• **What this task involves**
Show all lines holding the string "watermark".

• **Data provided**

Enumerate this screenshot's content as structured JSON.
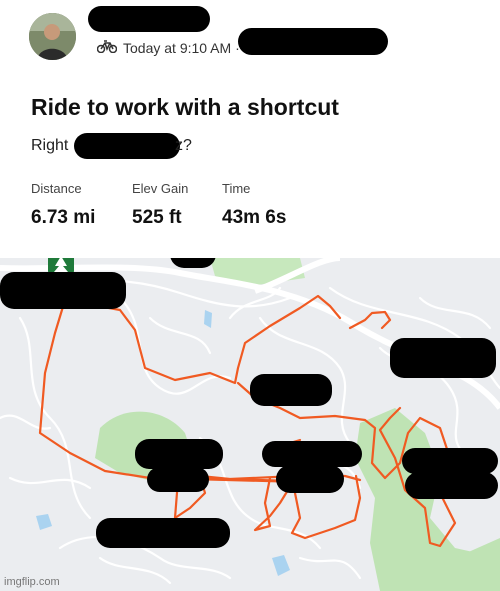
{
  "post": {
    "time_text": "Today at 9:10 AM ·",
    "title": "Ride to work with a shortcut",
    "subtitle_start": "Right",
    "subtitle_end": "z?"
  },
  "stats": [
    {
      "label": "Distance",
      "value": "6.73 mi"
    },
    {
      "label": "Elev Gain",
      "value": "525 ft"
    },
    {
      "label": "Time",
      "value": "43m 6s"
    }
  ],
  "icons": {
    "activity": "bike-icon",
    "map_marker": "tree-marker-icon"
  },
  "colors": {
    "route": "#f05a22",
    "park": "#bfe3b4",
    "water": "#aad3f0",
    "map_bg": "#ebedf0"
  },
  "watermark": "imgflip.com"
}
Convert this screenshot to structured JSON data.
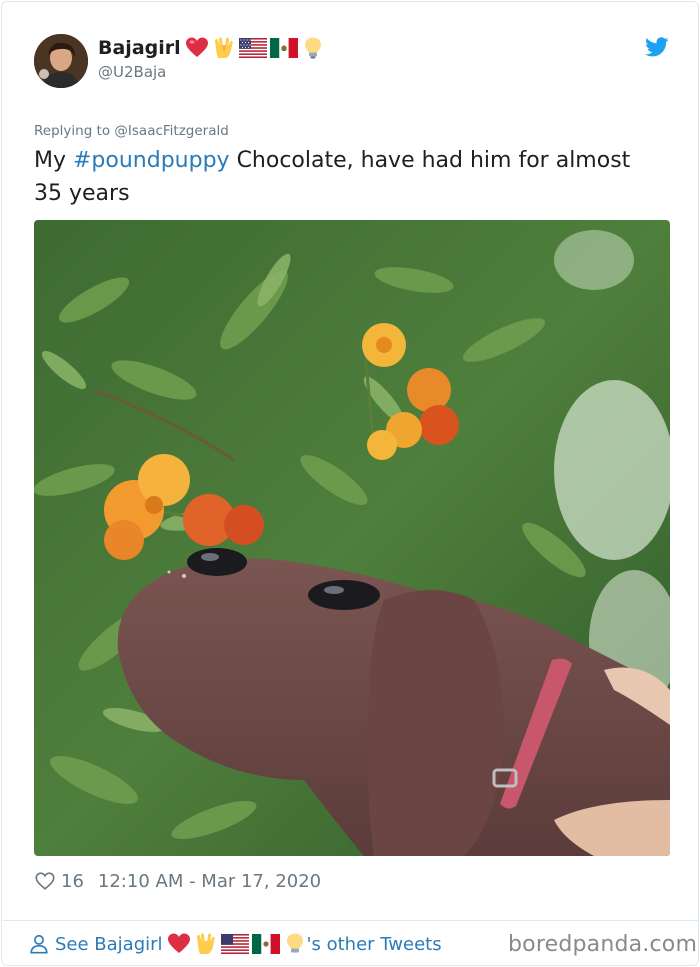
{
  "author": {
    "display_name": "Bajagirl",
    "handle": "@U2Baja",
    "name_emojis": [
      "heart-icon",
      "vulcan-salute-icon",
      "us-flag-icon",
      "mexico-flag-icon",
      "light-bulb-icon"
    ]
  },
  "tweet": {
    "replying_to": "Replying to @IsaacFitzgerald",
    "text_prefix": "My ",
    "hashtag": "#poundpuppy",
    "text_suffix": " Chocolate, have had him for almost 35 years",
    "likes": "16",
    "timestamp": "12:10 AM - Mar 17, 2020"
  },
  "footer": {
    "see_prefix": "See Bajagirl",
    "see_suffix": "'s other Tweets",
    "watermark": "boredpanda.com"
  },
  "colors": {
    "link": "#2b7bb9",
    "heart": "#e0245e",
    "muted": "#697882",
    "twitter_blue": "#1da1f2"
  }
}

• **Result below**
  "watermark": "imgflip.com"
    "watermark": "boredpanda.com"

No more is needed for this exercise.